--- Begin ---

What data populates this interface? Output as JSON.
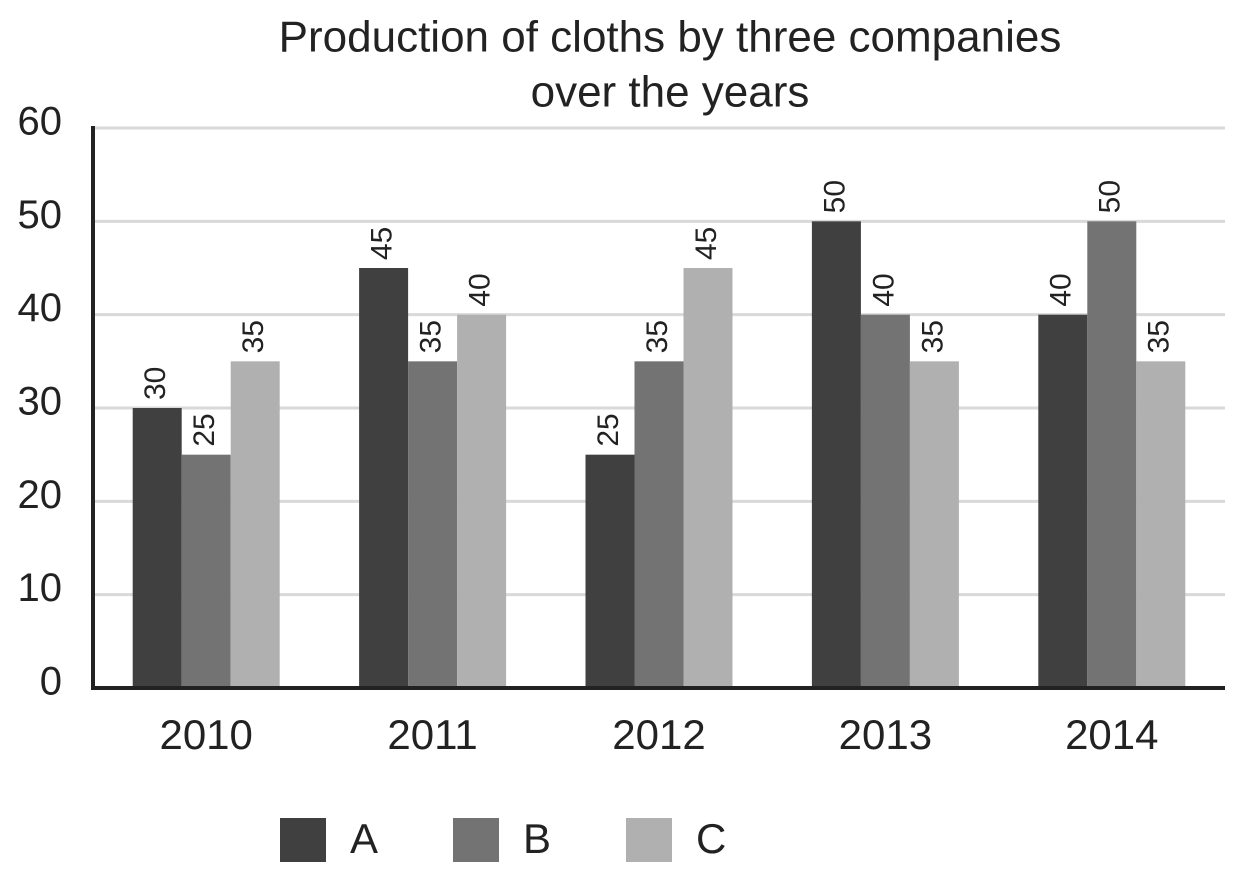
{
  "chart_data": {
    "type": "bar",
    "title": [
      "Production of cloths by three companies",
      "over the years"
    ],
    "categories": [
      "2010",
      "2011",
      "2012",
      "2013",
      "2014"
    ],
    "series": [
      {
        "name": "A",
        "color": "#404040",
        "values": [
          30,
          45,
          25,
          50,
          40
        ]
      },
      {
        "name": "B",
        "color": "#737373",
        "values": [
          25,
          35,
          35,
          40,
          50
        ]
      },
      {
        "name": "C",
        "color": "#b0b0b0",
        "values": [
          35,
          40,
          45,
          35,
          35
        ]
      }
    ],
    "ylim": [
      0,
      60
    ],
    "yticks": [
      0,
      10,
      20,
      30,
      40,
      50,
      60
    ],
    "grid": true,
    "legend": "bottom"
  }
}
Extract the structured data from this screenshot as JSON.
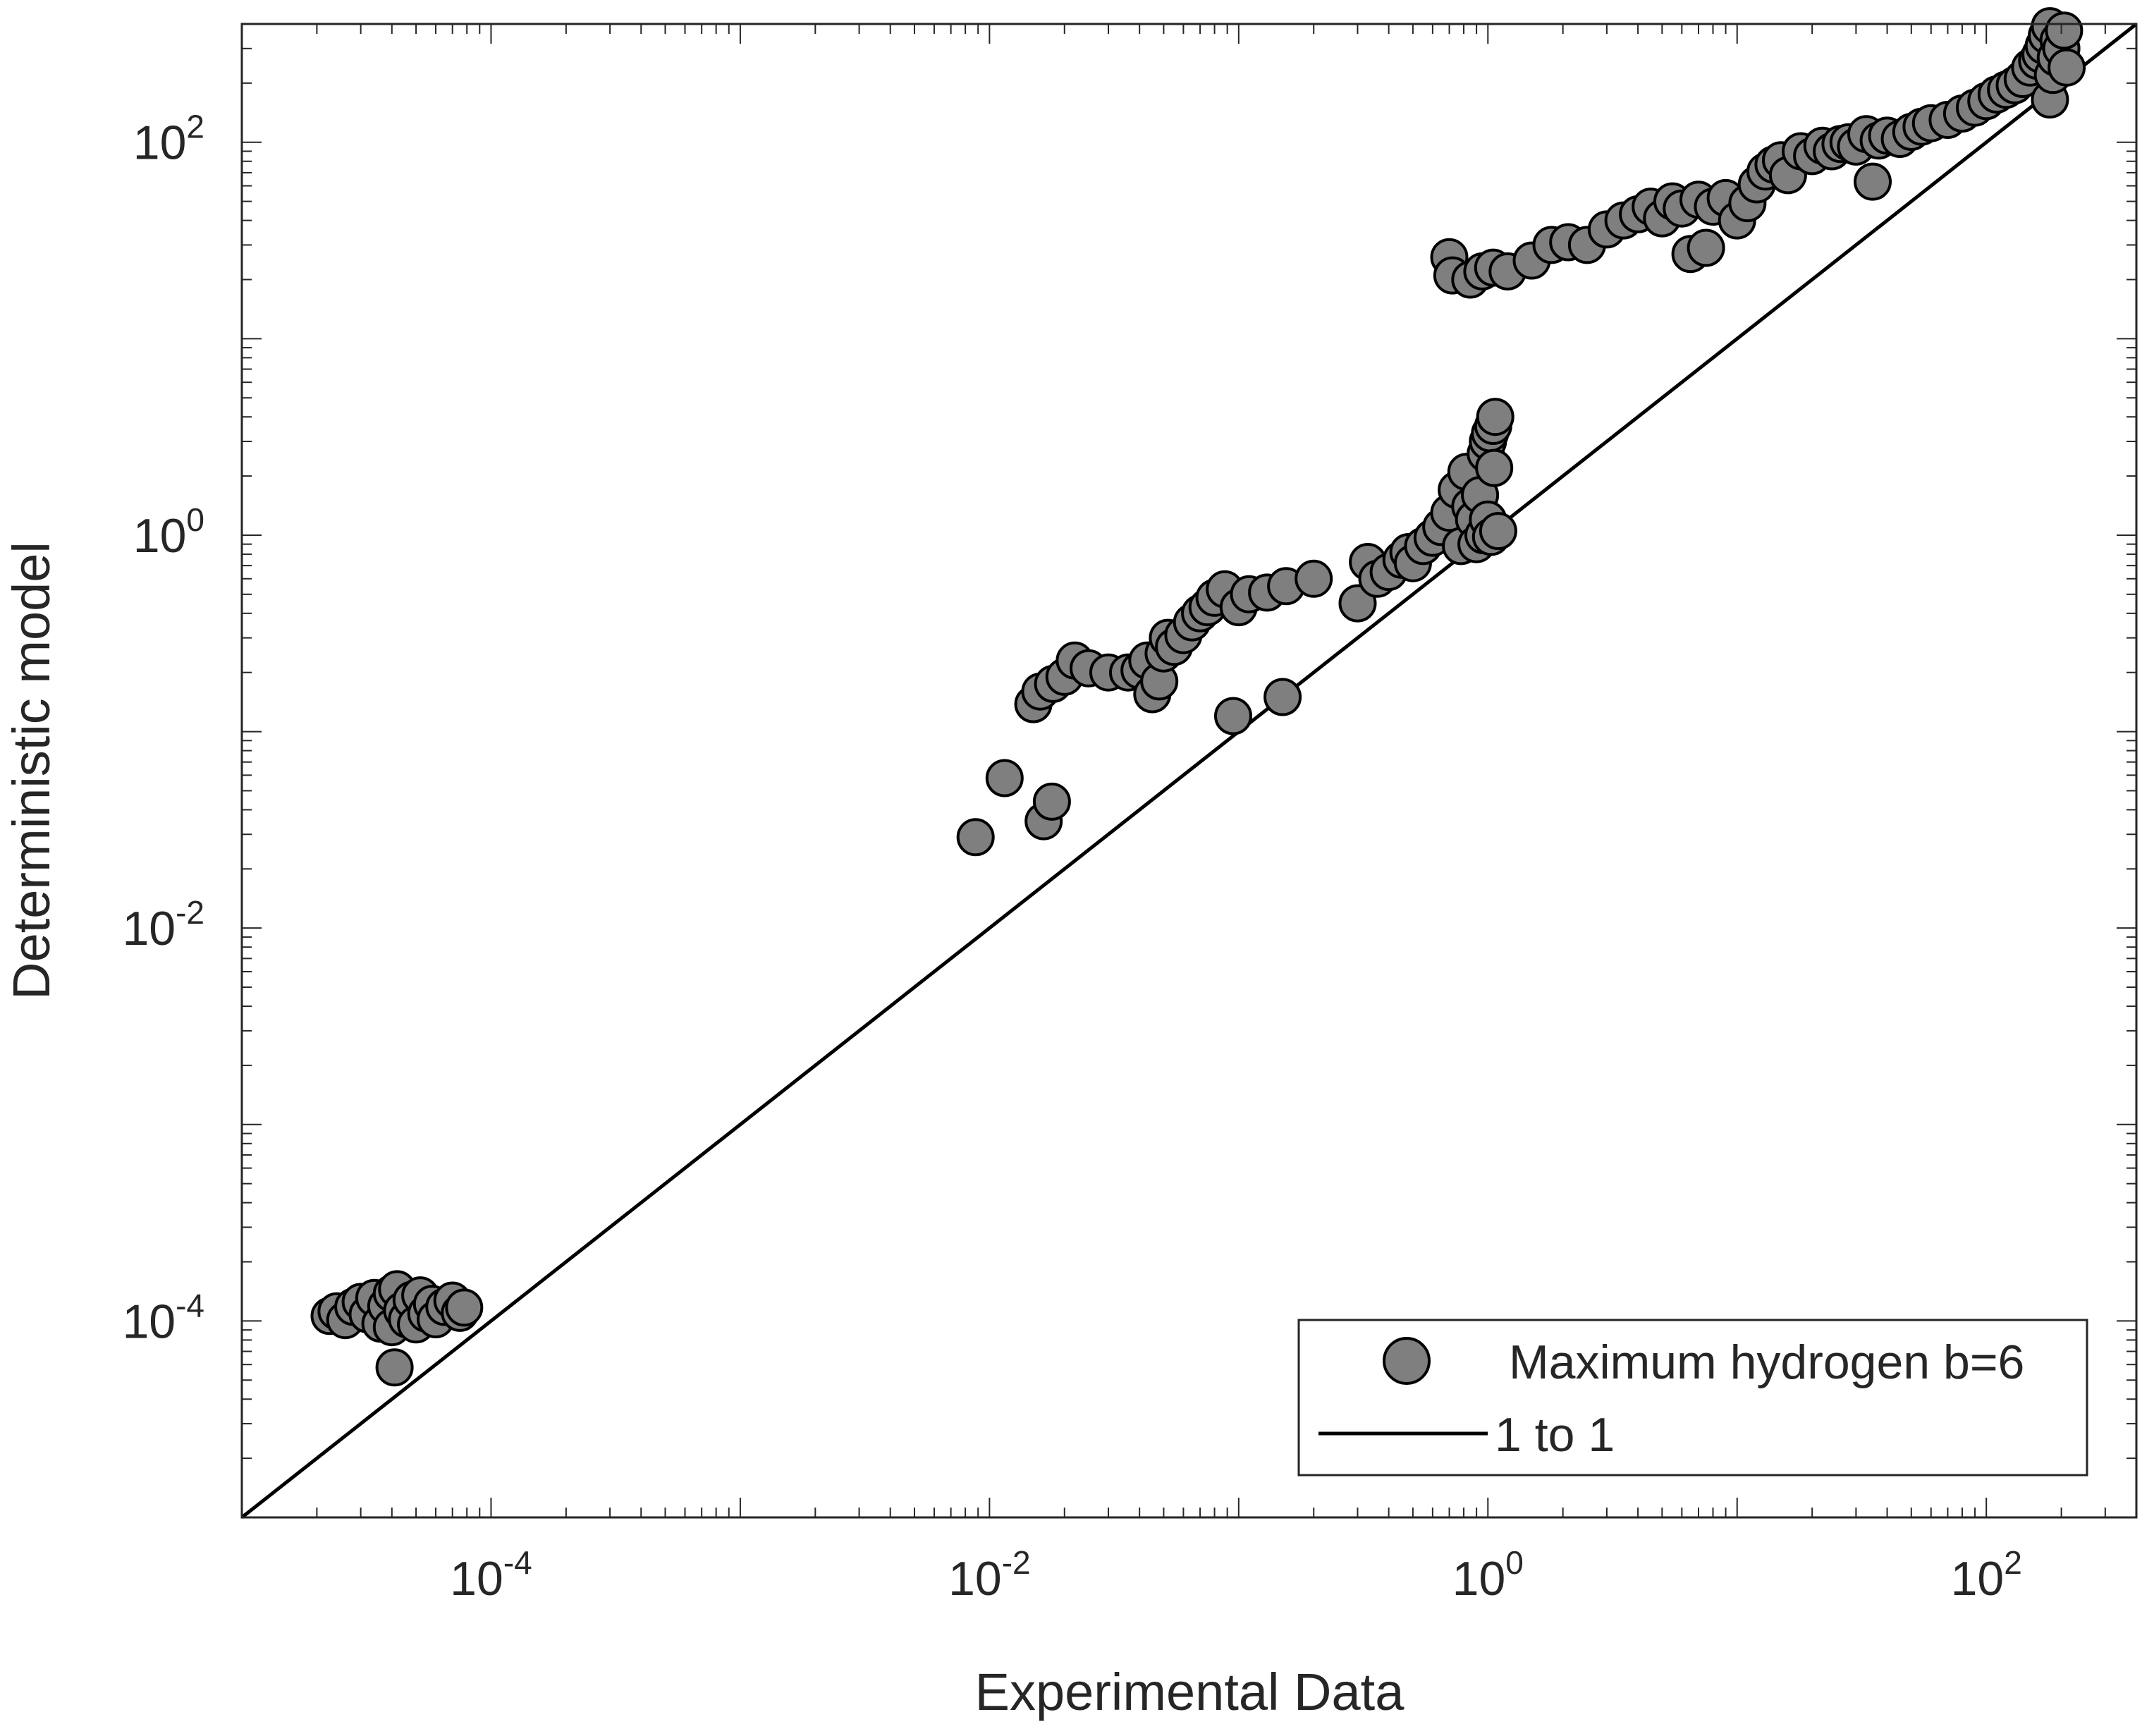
{
  "chart_data": {
    "type": "scatter",
    "title": "",
    "xlabel": "Experimental Data",
    "ylabel": "Deterministic model",
    "xscale": "log",
    "yscale": "log",
    "xlim": [
      1e-05,
      400
    ],
    "ylim": [
      1e-05,
      400
    ],
    "x_ticks": [
      {
        "value": 0.0001,
        "base": "10",
        "exp": "-4"
      },
      {
        "value": 0.01,
        "base": "10",
        "exp": "-2"
      },
      {
        "value": 1,
        "base": "10",
        "exp": "0"
      },
      {
        "value": 100,
        "base": "10",
        "exp": "2"
      }
    ],
    "y_ticks": [
      {
        "value": 0.0001,
        "base": "10",
        "exp": "-4"
      },
      {
        "value": 0.01,
        "base": "10",
        "exp": "-2"
      },
      {
        "value": 1,
        "base": "10",
        "exp": "0"
      },
      {
        "value": 100,
        "base": "10",
        "exp": "2"
      }
    ],
    "legend": {
      "location": "bottom-right",
      "entries": [
        {
          "label": "Maximum hydrogen b=6",
          "kind": "marker"
        },
        {
          "label": "1 to 1",
          "kind": "line"
        }
      ]
    },
    "series": [
      {
        "name": "Maximum hydrogen b=6",
        "marker_color": "#7f7f7f",
        "edge_color": "#000000",
        "points": [
          [
            2.25e-05,
            0.000106
          ],
          [
            2.4e-05,
            0.000112
          ],
          [
            2.6e-05,
            0.000101
          ],
          [
            2.8e-05,
            0.000118
          ],
          [
            3e-05,
            0.000125
          ],
          [
            3.2e-05,
            0.000108
          ],
          [
            3.4e-05,
            0.000131
          ],
          [
            3.6e-05,
            9.7e-05
          ],
          [
            3.8e-05,
            0.000119
          ],
          [
            4e-05,
            0.000138
          ],
          [
            4e-05,
            9.3e-05
          ],
          [
            4.1e-05,
            5.8e-05
          ],
          [
            4.2e-05,
            0.000145
          ],
          [
            4.4e-05,
            0.000113
          ],
          [
            4.6e-05,
            0.000102
          ],
          [
            4.8e-05,
            0.000128
          ],
          [
            5e-05,
            9.6e-05
          ],
          [
            5.2e-05,
            0.000135
          ],
          [
            5.5e-05,
            0.000109
          ],
          [
            5.8e-05,
            0.000122
          ],
          [
            6e-05,
            0.000102
          ],
          [
            6.5e-05,
            0.000118
          ],
          [
            7e-05,
            0.000127
          ],
          [
            7.5e-05,
            0.00011
          ],
          [
            7.8e-05,
            0.000117
          ],
          [
            0.0088,
            0.029
          ],
          [
            0.0115,
            0.058
          ],
          [
            0.015,
            0.138
          ],
          [
            0.0165,
            0.035
          ],
          [
            0.0178,
            0.044
          ],
          [
            0.016,
            0.16
          ],
          [
            0.018,
            0.175
          ],
          [
            0.02,
            0.19
          ],
          [
            0.022,
            0.23
          ],
          [
            0.025,
            0.21
          ],
          [
            0.03,
            0.2
          ],
          [
            0.036,
            0.2
          ],
          [
            0.04,
            0.205
          ],
          [
            0.043,
            0.23
          ],
          [
            0.045,
            0.155
          ],
          [
            0.048,
            0.18
          ],
          [
            0.05,
            0.25
          ],
          [
            0.052,
            0.3
          ],
          [
            0.055,
            0.27
          ],
          [
            0.06,
            0.31
          ],
          [
            0.065,
            0.36
          ],
          [
            0.07,
            0.4
          ],
          [
            0.075,
            0.43
          ],
          [
            0.08,
            0.48
          ],
          [
            0.088,
            0.53
          ],
          [
            0.095,
            0.12
          ],
          [
            0.1,
            0.43
          ],
          [
            0.11,
            0.5
          ],
          [
            0.13,
            0.51
          ],
          [
            0.15,
            0.15
          ],
          [
            0.155,
            0.55
          ],
          [
            0.2,
            0.6
          ],
          [
            0.3,
            0.45
          ],
          [
            0.33,
            0.73
          ],
          [
            0.36,
            0.6
          ],
          [
            0.4,
            0.65
          ],
          [
            0.45,
            0.75
          ],
          [
            0.48,
            0.82
          ],
          [
            0.5,
            0.72
          ],
          [
            0.55,
            0.88
          ],
          [
            0.6,
            0.97
          ],
          [
            0.65,
            1.1
          ],
          [
            0.7,
            1.3
          ],
          [
            0.75,
            1.7
          ],
          [
            0.78,
            0.88
          ],
          [
            0.82,
            2.1
          ],
          [
            0.85,
            1.4
          ],
          [
            0.88,
            1.2
          ],
          [
            0.9,
            0.9
          ],
          [
            0.93,
            1.6
          ],
          [
            0.96,
            1.0
          ],
          [
            0.98,
            2.6
          ],
          [
            1.0,
            3.0
          ],
          [
            1.0,
            1.2
          ],
          [
            1.02,
            3.3
          ],
          [
            1.03,
            0.98
          ],
          [
            1.05,
            3.6
          ],
          [
            1.06,
            2.2
          ],
          [
            1.07,
            4.0
          ],
          [
            1.1,
            1.05
          ],
          [
            0.7,
            26
          ],
          [
            0.72,
            21
          ],
          [
            0.85,
            20
          ],
          [
            0.95,
            22
          ],
          [
            1.05,
            23
          ],
          [
            1.2,
            22
          ],
          [
            1.5,
            25
          ],
          [
            1.8,
            30
          ],
          [
            2.1,
            31
          ],
          [
            2.5,
            30
          ],
          [
            3.0,
            36
          ],
          [
            3.5,
            40
          ],
          [
            4.0,
            43
          ],
          [
            4.5,
            47
          ],
          [
            5.0,
            41
          ],
          [
            5.5,
            50
          ],
          [
            6.0,
            46
          ],
          [
            6.5,
            27
          ],
          [
            7.0,
            51
          ],
          [
            7.5,
            29
          ],
          [
            8.0,
            47
          ],
          [
            9.0,
            52
          ],
          [
            10,
            40
          ],
          [
            11,
            49
          ],
          [
            12,
            61
          ],
          [
            13,
            71
          ],
          [
            14,
            77
          ],
          [
            15,
            81
          ],
          [
            16,
            68
          ],
          [
            18,
            90
          ],
          [
            20,
            85
          ],
          [
            22,
            96
          ],
          [
            24,
            90
          ],
          [
            26,
            98
          ],
          [
            28,
            100
          ],
          [
            30,
            95
          ],
          [
            33,
            110
          ],
          [
            35,
            63
          ],
          [
            37,
            102
          ],
          [
            40,
            108
          ],
          [
            45,
            104
          ],
          [
            50,
            113
          ],
          [
            55,
            120
          ],
          [
            60,
            125
          ],
          [
            70,
            130
          ],
          [
            80,
            140
          ],
          [
            90,
            150
          ],
          [
            100,
            162
          ],
          [
            110,
            175
          ],
          [
            120,
            185
          ],
          [
            130,
            195
          ],
          [
            140,
            210
          ],
          [
            150,
            240
          ],
          [
            160,
            260
          ],
          [
            165,
            280
          ],
          [
            170,
            310
          ],
          [
            175,
            350
          ],
          [
            180,
            390
          ],
          [
            180,
            165
          ],
          [
            185,
            220
          ],
          [
            190,
            270
          ],
          [
            195,
            330
          ],
          [
            200,
            300
          ],
          [
            205,
            370
          ],
          [
            210,
            240
          ]
        ]
      },
      {
        "name": "1 to 1",
        "line_color": "#000000",
        "x": [
          1e-05,
          400
        ],
        "y": [
          1e-05,
          400
        ]
      }
    ]
  }
}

--- End ---

§ Written task:
Search the lines for the word "name" and report how many contain it, by number only.

§ Exercise response:
5